[Begin]

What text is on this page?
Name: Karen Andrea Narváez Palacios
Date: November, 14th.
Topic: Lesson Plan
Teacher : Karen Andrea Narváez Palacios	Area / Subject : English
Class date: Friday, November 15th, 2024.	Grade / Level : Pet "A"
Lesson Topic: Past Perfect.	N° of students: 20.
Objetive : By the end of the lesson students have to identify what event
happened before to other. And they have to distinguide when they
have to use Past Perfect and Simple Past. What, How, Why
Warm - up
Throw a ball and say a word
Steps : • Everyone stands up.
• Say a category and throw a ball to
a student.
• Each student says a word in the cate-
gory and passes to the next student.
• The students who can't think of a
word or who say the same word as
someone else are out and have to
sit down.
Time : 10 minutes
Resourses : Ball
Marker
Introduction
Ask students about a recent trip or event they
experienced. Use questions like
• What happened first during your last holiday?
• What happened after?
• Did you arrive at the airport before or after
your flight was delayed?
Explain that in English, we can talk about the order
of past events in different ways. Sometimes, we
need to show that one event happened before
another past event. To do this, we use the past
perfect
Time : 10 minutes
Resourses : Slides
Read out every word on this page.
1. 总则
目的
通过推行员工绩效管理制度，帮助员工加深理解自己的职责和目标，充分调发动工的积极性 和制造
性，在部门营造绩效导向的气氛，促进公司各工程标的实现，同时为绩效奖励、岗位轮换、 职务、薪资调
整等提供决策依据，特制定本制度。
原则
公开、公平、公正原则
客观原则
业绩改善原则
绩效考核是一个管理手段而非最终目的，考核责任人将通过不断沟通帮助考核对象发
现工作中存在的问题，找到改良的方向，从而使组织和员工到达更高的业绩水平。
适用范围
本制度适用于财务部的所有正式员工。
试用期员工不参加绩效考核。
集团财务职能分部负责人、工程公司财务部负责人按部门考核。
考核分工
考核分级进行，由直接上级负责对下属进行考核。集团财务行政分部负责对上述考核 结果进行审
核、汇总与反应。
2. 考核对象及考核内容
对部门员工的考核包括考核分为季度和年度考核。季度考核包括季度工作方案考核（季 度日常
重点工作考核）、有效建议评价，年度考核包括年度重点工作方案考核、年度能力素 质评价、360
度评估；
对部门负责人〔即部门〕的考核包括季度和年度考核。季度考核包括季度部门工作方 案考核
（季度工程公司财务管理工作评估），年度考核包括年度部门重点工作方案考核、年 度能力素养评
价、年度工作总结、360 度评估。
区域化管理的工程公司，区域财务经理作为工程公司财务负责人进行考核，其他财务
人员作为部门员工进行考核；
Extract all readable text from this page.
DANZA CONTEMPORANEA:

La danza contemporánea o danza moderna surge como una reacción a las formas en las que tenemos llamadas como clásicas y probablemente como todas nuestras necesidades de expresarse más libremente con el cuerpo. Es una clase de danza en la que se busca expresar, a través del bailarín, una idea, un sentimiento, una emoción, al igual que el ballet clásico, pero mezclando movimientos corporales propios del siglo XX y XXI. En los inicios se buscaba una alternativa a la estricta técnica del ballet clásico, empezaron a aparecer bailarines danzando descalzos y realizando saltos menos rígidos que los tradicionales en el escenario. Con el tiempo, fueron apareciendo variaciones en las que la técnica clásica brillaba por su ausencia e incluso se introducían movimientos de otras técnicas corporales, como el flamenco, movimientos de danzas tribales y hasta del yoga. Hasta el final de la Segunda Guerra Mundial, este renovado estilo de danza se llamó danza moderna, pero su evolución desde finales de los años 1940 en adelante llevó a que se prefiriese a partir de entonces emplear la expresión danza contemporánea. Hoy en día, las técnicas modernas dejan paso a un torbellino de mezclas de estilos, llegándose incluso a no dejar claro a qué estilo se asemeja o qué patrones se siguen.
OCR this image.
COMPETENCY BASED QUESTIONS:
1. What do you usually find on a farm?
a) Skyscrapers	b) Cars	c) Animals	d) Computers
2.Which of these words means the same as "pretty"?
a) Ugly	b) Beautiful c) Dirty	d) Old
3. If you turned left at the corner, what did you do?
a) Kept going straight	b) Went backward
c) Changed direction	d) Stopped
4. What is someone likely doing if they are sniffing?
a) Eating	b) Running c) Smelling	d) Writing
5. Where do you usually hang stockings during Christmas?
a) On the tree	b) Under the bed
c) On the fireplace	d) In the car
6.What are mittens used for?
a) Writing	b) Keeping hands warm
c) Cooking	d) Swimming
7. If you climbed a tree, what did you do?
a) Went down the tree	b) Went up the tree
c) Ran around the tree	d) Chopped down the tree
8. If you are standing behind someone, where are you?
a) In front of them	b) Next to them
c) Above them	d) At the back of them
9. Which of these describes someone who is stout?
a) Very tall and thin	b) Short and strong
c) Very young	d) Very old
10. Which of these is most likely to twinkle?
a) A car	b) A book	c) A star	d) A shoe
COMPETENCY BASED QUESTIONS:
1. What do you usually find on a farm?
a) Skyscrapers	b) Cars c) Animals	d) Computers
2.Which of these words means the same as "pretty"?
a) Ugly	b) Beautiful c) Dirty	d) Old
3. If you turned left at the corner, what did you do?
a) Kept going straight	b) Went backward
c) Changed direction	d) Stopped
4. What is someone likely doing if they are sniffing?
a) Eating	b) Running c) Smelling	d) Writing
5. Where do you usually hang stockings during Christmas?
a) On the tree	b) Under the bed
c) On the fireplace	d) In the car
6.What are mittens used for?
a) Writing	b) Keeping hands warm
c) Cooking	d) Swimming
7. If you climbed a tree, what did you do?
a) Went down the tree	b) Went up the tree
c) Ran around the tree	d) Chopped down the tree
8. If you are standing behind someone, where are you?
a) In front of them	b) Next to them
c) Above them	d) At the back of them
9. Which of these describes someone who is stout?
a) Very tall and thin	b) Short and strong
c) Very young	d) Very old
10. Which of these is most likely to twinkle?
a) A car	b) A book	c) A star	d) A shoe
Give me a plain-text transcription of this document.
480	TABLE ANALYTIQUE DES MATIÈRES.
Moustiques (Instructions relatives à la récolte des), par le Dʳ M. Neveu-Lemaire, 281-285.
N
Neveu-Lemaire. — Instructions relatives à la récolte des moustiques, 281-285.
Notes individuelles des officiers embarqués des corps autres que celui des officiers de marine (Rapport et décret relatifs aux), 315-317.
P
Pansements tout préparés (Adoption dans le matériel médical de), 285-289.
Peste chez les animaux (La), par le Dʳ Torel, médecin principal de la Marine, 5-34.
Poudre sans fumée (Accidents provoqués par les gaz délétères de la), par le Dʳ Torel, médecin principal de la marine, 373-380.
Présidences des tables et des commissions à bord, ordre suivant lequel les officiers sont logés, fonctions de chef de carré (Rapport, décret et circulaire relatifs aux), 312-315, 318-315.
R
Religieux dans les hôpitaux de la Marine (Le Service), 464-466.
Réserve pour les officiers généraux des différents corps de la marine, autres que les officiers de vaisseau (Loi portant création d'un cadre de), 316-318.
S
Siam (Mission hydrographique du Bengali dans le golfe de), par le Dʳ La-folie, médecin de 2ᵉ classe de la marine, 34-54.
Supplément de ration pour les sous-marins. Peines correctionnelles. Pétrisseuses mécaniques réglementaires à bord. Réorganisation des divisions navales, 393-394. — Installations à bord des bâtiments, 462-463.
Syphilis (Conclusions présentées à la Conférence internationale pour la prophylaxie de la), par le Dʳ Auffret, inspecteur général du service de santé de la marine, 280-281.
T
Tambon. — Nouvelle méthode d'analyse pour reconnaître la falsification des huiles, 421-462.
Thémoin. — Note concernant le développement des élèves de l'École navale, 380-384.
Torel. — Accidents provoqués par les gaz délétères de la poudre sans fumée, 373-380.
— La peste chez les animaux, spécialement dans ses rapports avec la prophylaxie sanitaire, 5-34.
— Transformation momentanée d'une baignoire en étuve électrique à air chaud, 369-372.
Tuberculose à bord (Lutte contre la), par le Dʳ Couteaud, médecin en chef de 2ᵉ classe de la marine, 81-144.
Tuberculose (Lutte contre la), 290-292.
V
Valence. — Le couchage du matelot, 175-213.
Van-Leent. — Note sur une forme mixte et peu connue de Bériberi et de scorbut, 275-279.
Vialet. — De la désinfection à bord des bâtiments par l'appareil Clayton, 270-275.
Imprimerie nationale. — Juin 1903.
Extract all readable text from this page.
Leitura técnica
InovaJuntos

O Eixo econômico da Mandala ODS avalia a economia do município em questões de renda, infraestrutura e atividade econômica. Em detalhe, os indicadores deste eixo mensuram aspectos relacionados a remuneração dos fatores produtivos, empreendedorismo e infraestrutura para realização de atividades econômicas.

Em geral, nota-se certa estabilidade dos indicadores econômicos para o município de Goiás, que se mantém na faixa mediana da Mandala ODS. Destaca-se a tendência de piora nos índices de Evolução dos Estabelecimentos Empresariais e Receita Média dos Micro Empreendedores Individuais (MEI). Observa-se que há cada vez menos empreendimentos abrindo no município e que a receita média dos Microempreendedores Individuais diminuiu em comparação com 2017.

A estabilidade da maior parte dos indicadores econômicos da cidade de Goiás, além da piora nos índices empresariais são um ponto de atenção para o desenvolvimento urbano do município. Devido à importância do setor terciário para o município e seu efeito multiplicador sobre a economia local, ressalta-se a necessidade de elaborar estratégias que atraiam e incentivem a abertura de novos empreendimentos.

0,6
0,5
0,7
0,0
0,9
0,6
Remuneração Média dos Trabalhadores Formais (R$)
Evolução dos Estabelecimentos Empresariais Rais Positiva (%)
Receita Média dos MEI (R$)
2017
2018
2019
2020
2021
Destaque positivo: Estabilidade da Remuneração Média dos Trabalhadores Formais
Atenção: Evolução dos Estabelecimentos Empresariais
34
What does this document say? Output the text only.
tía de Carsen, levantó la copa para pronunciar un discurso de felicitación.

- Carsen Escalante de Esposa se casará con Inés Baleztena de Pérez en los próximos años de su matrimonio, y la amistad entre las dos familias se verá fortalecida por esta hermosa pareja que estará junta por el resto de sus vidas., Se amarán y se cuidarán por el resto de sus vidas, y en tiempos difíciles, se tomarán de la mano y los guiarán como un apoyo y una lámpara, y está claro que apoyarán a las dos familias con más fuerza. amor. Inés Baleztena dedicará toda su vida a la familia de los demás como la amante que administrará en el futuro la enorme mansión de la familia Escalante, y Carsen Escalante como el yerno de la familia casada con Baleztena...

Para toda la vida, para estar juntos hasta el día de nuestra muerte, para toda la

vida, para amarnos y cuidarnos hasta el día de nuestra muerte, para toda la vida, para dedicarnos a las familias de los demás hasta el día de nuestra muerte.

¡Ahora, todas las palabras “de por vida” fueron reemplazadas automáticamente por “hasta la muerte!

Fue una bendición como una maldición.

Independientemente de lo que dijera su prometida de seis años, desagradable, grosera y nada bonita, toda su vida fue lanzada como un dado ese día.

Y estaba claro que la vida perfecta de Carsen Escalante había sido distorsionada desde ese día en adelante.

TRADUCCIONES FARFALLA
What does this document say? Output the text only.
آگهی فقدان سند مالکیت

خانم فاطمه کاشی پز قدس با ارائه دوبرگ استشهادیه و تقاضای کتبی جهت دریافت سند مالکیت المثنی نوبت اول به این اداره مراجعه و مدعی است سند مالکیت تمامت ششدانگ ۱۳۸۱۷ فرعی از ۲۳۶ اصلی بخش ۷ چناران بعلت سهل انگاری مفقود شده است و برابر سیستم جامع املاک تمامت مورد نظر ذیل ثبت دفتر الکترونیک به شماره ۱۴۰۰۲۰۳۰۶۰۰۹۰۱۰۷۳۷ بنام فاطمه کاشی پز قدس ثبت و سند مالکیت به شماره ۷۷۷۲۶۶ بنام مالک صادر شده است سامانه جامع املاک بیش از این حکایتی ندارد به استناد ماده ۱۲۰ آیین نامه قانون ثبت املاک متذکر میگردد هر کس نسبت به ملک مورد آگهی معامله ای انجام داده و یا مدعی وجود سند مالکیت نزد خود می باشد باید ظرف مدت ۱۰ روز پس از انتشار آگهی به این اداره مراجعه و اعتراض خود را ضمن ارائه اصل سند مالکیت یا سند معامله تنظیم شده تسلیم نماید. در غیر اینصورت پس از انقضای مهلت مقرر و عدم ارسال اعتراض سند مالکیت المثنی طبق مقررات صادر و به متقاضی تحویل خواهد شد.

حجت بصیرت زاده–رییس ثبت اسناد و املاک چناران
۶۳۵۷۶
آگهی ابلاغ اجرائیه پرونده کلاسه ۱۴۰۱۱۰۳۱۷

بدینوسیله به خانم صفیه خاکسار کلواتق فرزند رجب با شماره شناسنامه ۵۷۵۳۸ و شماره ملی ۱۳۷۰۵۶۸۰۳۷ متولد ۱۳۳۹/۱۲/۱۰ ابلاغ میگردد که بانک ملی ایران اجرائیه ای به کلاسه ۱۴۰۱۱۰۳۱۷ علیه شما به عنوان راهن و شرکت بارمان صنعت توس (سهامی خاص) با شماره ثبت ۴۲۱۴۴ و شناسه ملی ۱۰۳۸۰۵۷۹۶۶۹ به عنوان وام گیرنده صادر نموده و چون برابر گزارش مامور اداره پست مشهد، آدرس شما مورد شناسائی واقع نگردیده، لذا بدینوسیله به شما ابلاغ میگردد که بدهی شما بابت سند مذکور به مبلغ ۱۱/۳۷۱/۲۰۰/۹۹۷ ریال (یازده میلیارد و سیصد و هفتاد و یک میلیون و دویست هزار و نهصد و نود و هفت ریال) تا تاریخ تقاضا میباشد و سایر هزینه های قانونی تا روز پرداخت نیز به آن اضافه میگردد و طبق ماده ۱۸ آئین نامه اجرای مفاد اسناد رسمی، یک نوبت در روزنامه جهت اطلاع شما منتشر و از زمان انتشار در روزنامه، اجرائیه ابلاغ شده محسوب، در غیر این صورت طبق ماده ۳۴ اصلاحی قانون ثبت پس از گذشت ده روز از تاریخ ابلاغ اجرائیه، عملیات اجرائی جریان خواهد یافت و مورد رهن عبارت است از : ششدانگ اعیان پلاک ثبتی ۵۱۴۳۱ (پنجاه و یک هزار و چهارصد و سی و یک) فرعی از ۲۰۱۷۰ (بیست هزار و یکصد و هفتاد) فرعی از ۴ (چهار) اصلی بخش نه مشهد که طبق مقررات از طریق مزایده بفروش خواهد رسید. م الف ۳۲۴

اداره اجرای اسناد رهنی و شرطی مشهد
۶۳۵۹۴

[End]

#### GIVEN EXERCISE:
Extract all lines containing the word "Média".

#### SOLUTION TO THE EXERCISE:
Em geral, nota-se certa estabilidade dos indicadores econômicos para o município de Goiás, que se mantém na faixa mediana da Mandala ODS. Destaca-se a tendência de piora nos índices de Evolução dos Estabelecimentos Empresariais e Receita Média dos Micro Empreendedores Individuais (MEI). Observa-se que há cada vez menos empreendimentos abrindo no município e que a receita média dos Microempreendedores Individuais diminuiu em comparação com 2017.
Remuneração Média dos Trabalhadores Formais (R$)
Receita Média dos MEI (R$)
Destaque positivo: Estabilidade da Remuneração Média dos Trabalhadores Formais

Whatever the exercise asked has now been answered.